Start AVAILABLE RECORDS
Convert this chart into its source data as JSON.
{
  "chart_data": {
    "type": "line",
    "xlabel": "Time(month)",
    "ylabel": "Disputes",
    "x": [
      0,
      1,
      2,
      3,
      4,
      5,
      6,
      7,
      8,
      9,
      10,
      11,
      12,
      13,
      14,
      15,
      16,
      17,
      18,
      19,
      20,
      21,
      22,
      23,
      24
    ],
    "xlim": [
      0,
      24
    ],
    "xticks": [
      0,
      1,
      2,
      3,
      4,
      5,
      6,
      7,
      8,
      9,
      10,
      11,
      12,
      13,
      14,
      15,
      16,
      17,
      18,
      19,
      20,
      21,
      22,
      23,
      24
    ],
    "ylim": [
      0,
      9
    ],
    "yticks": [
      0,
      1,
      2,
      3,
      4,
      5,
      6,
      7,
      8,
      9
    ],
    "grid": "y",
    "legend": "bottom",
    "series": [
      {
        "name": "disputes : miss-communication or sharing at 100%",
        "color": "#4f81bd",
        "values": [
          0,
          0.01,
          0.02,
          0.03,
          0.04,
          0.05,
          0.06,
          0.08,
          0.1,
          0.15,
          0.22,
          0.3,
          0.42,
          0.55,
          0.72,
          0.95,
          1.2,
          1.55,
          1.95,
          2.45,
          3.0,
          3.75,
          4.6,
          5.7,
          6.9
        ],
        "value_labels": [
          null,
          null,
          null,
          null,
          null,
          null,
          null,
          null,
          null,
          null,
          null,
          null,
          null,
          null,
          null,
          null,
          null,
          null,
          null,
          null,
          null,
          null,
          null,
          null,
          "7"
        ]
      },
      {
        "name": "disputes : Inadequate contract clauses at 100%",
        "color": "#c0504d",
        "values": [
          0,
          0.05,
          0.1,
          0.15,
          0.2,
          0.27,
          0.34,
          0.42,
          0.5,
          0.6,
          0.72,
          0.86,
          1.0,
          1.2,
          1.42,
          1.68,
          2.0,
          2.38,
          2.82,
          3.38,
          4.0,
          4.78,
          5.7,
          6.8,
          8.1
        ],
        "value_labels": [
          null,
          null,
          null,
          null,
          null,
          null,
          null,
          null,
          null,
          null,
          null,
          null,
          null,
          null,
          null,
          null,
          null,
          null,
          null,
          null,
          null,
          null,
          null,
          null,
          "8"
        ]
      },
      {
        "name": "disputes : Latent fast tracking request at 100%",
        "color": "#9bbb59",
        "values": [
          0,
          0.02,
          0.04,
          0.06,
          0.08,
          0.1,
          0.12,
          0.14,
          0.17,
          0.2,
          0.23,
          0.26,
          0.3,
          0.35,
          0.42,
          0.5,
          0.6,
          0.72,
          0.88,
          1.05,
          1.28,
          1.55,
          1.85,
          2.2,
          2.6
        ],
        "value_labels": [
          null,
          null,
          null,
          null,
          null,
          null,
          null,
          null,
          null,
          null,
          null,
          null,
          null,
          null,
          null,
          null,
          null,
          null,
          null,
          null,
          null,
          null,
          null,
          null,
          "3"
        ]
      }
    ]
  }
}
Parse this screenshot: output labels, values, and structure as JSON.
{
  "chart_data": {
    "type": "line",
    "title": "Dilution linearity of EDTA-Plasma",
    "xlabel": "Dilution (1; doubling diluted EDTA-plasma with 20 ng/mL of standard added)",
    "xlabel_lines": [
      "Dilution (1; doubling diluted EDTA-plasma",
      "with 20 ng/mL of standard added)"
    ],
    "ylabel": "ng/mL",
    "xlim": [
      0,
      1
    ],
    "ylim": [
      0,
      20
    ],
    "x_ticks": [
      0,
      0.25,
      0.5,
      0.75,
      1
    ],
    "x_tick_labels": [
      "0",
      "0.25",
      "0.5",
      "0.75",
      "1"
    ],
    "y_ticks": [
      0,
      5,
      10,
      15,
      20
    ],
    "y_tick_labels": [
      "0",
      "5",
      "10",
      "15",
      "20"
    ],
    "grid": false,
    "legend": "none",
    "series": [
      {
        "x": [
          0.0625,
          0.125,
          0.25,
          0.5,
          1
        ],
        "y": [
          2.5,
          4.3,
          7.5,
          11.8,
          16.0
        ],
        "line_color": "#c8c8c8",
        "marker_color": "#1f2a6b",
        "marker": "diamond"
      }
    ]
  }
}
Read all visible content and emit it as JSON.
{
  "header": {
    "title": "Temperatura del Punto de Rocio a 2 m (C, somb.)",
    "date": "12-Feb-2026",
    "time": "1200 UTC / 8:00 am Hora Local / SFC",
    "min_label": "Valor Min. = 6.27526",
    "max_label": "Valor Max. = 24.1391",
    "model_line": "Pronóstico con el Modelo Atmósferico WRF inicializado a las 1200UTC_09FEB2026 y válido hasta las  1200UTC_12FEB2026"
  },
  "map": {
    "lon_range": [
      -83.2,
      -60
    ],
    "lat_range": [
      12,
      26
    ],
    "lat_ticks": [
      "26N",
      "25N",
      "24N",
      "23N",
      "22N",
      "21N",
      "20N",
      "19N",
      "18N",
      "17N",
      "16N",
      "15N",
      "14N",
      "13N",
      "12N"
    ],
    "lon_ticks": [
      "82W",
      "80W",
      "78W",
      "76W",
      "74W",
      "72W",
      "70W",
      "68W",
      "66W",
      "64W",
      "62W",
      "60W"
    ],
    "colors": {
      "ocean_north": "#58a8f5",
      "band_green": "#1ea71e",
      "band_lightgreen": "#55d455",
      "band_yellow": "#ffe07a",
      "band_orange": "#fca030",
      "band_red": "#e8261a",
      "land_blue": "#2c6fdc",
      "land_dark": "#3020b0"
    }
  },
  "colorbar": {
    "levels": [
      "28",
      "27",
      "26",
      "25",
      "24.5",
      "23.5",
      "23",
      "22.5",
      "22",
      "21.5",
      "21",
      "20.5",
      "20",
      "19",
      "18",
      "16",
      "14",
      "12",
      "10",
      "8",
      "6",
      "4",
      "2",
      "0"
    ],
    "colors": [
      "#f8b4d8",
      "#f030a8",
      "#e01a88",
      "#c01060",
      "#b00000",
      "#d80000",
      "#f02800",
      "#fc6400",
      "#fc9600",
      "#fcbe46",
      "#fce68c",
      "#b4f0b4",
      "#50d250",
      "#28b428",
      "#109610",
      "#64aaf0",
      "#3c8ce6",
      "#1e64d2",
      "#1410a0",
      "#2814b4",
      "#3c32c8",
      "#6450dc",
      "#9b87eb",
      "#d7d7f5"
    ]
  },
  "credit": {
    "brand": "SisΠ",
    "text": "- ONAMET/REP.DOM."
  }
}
End AVAILABLE RECORDS
GIVEN PROBLEM: Send back each record exactly as it stands.

SOLVED EXERCISE:
Convert this chart into its source data as JSON.
{
  "chart_data": {
    "type": "line",
    "xlabel": "Time(month)",
    "ylabel": "Disputes",
    "x": [
      0,
      1,
      2,
      3,
      4,
      5,
      6,
      7,
      8,
      9,
      10,
      11,
      12,
      13,
      14,
      15,
      16,
      17,
      18,
      19,
      20,
      21,
      22,
      23,
      24
    ],
    "xlim": [
      0,
      24
    ],
    "xticks": [
      0,
      1,
      2,
      3,
      4,
      5,
      6,
      7,
      8,
      9,
      10,
      11,
      12,
      13,
      14,
      15,
      16,
      17,
      18,
      19,
      20,
      21,
      22,
      23,
      24
    ],
    "ylim": [
      0,
      9
    ],
    "yticks": [
      0,
      1,
      2,
      3,
      4,
      5,
      6,
      7,
      8,
      9
    ],
    "grid": "y",
    "legend": "bottom",
    "series": [
      {
        "name": "disputes : miss-communication or sharing at 100%",
        "color": "#4f81bd",
        "values": [
          0,
          0.01,
          0.02,
          0.03,
          0.04,
          0.05,
          0.06,
          0.08,
          0.1,
          0.15,
          0.22,
          0.3,
          0.42,
          0.55,
          0.72,
          0.95,
          1.2,
          1.55,
          1.95,
          2.45,
          3.0,
          3.75,
          4.6,
          5.7,
          6.9
        ],
        "value_labels": [
          null,
          null,
          null,
          null,
          null,
          null,
          null,
          null,
          null,
          null,
          null,
          null,
          null,
          null,
          null,
          null,
          null,
          null,
          null,
          null,
          null,
          null,
          null,
          null,
          "7"
        ]
      },
      {
        "name": "disputes : Inadequate contract clauses at 100%",
        "color": "#c0504d",
        "values": [
          0,
          0.05,
          0.1,
          0.15,
          0.2,
          0.27,
          0.34,
          0.42,
          0.5,
          0.6,
          0.72,
          0.86,
          1.0,
          1.2,
          1.42,
          1.68,
          2.0,
          2.38,
          2.82,
          3.38,
          4.0,
          4.78,
          5.7,
          6.8,
          8.1
        ],
        "value_labels": [
          null,
          null,
          null,
          null,
          null,
          null,
          null,
          null,
          null,
          null,
          null,
          null,
          null,
          null,
          null,
          null,
          null,
          null,
          null,
          null,
          null,
          null,
          null,
          null,
          "8"
        ]
      },
      {
        "name": "disputes : Latent fast tracking request at 100%",
        "color": "#9bbb59",
        "values": [
          0,
          0.02,
          0.04,
          0.06,
          0.08,
          0.1,
          0.12,
          0.14,
          0.17,
          0.2,
          0.23,
          0.26,
          0.3,
          0.35,
          0.42,
          0.5,
          0.6,
          0.72,
          0.88,
          1.05,
          1.28,
          1.55,
          1.85,
          2.2,
          2.6
        ],
        "value_labels": [
          null,
          null,
          null,
          null,
          null,
          null,
          null,
          null,
          null,
          null,
          null,
          null,
          null,
          null,
          null,
          null,
          null,
          null,
          null,
          null,
          null,
          null,
          null,
          null,
          "3"
        ]
      }
    ]
  }
}
Parse this screenshot: output labels, values, and structure as JSON.
{
  "chart_data": {
    "type": "line",
    "title": "Dilution linearity of EDTA-Plasma",
    "xlabel": "Dilution (1; doubling diluted EDTA-plasma with 20 ng/mL of standard added)",
    "xlabel_lines": [
      "Dilution (1; doubling diluted EDTA-plasma",
      "with 20 ng/mL of standard added)"
    ],
    "ylabel": "ng/mL",
    "xlim": [
      0,
      1
    ],
    "ylim": [
      0,
      20
    ],
    "x_ticks": [
      0,
      0.25,
      0.5,
      0.75,
      1
    ],
    "x_tick_labels": [
      "0",
      "0.25",
      "0.5",
      "0.75",
      "1"
    ],
    "y_ticks": [
      0,
      5,
      10,
      15,
      20
    ],
    "y_tick_labels": [
      "0",
      "5",
      "10",
      "15",
      "20"
    ],
    "grid": false,
    "legend": "none",
    "series": [
      {
        "x": [
          0.0625,
          0.125,
          0.25,
          0.5,
          1
        ],
        "y": [
          2.5,
          4.3,
          7.5,
          11.8,
          16.0
        ],
        "line_color": "#c8c8c8",
        "marker_color": "#1f2a6b",
        "marker": "diamond"
      }
    ]
  }
}
Read all visible content and emit it as JSON.
{
  "header": {
    "title": "Temperatura del Punto de Rocio a 2 m (C, somb.)",
    "date": "12-Feb-2026",
    "time": "1200 UTC / 8:00 am Hora Local / SFC",
    "min_label": "Valor Min. = 6.27526",
    "max_label": "Valor Max. = 24.1391",
    "model_line": "Pronóstico con el Modelo Atmósferico WRF inicializado a las 1200UTC_09FEB2026 y válido hasta las  1200UTC_12FEB2026"
  },
  "map": {
    "lon_range": [
      -83.2,
      -60
    ],
    "lat_range": [
      12,
      26
    ],
    "lat_ticks": [
      "26N",
      "25N",
      "24N",
      "23N",
      "22N",
      "21N",
      "20N",
      "19N",
      "18N",
      "17N",
      "16N",
      "15N",
      "14N",
      "13N",
      "12N"
    ],
    "lon_ticks": [
      "82W",
      "80W",
      "78W",
      "76W",
      "74W",
      "72W",
      "70W",
      "68W",
      "66W",
      "64W",
      "62W",
      "60W"
    ],
    "colors": {
      "ocean_north": "#58a8f5",
      "band_green": "#1ea71e",
      "band_lightgreen": "#55d455",
      "band_yellow": "#ffe07a",
      "band_orange": "#fca030",
      "band_red": "#e8261a",
      "land_blue": "#2c6fdc",
      "land_dark": "#3020b0"
    }
  },
  "colorbar": {
    "levels": [
      "28",
      "27",
      "26",
      "25",
      "24.5",
      "23.5",
      "23",
      "22.5",
      "22",
      "21.5",
      "21",
      "20.5",
      "20",
      "19",
      "18",
      "16",
      "14",
      "12",
      "10",
      "8",
      "6",
      "4",
      "2",
      "0"
    ],
    "colors": [
      "#f8b4d8",
      "#f030a8",
      "#e01a88",
      "#c01060",
      "#b00000",
      "#d80000",
      "#f02800",
      "#fc6400",
      "#fc9600",
      "#fcbe46",
      "#fce68c",
      "#b4f0b4",
      "#50d250",
      "#28b428",
      "#109610",
      "#64aaf0",
      "#3c8ce6",
      "#1e64d2",
      "#1410a0",
      "#2814b4",
      "#3c32c8",
      "#6450dc",
      "#9b87eb",
      "#d7d7f5"
    ]
  },
  "credit": {
    "brand": "SisΠ",
    "text": "- ONAMET/REP.DOM."
  }
}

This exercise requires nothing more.